Your goal — Write the records below out again exactly as given, with no images.

Figure data in JSON:
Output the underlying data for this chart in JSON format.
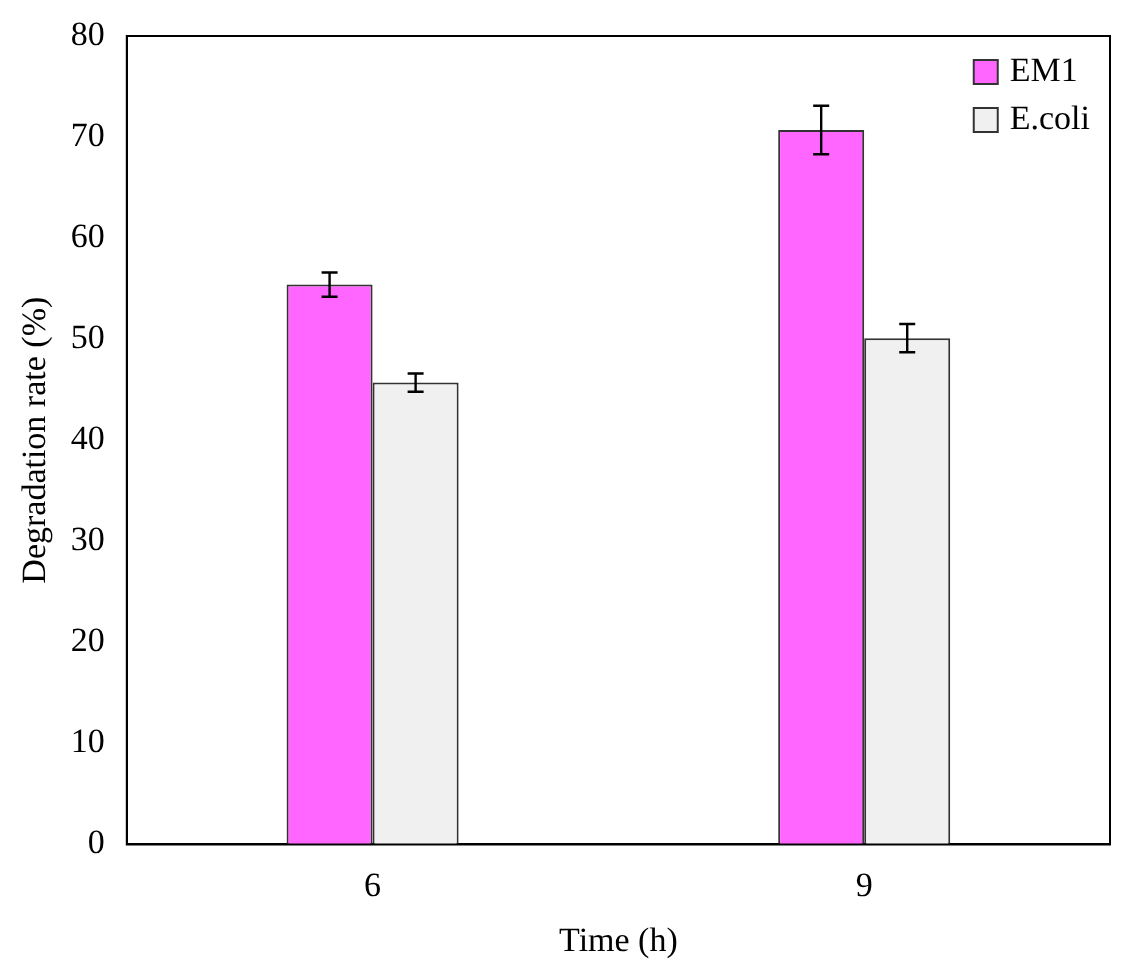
{
  "chart_data": {
    "type": "bar",
    "xlabel": "Time (h)",
    "ylabel": "Degradation rate (%)",
    "categories": [
      "6",
      "9"
    ],
    "series": [
      {
        "name": "EM1",
        "color": "#ff66ff",
        "values": [
          55.4,
          70.7
        ],
        "errors": [
          1.2,
          2.4
        ]
      },
      {
        "name": "E.coli",
        "color": "#f0f0f0",
        "values": [
          45.7,
          50.1
        ],
        "errors": [
          0.9,
          1.4
        ]
      }
    ],
    "ylim": [
      0,
      80
    ],
    "yticks": [
      0,
      10,
      20,
      30,
      40,
      50,
      60,
      70,
      80
    ],
    "grid": false,
    "legend": "top right"
  }
}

Written solution —
Output the underlying data for this chart in JSON format.
{
  "chart_data": {
    "type": "bar",
    "xlabel": "Time (h)",
    "ylabel": "Degradation rate (%)",
    "categories": [
      "6",
      "9"
    ],
    "series": [
      {
        "name": "EM1",
        "color": "#ff66ff",
        "values": [
          55.4,
          70.7
        ],
        "errors": [
          1.2,
          2.4
        ]
      },
      {
        "name": "E.coli",
        "color": "#f0f0f0",
        "values": [
          45.7,
          50.1
        ],
        "errors": [
          0.9,
          1.4
        ]
      }
    ],
    "ylim": [
      0,
      80
    ],
    "yticks": [
      0,
      10,
      20,
      30,
      40,
      50,
      60,
      70,
      80
    ],
    "grid": false,
    "legend": "top right"
  }
}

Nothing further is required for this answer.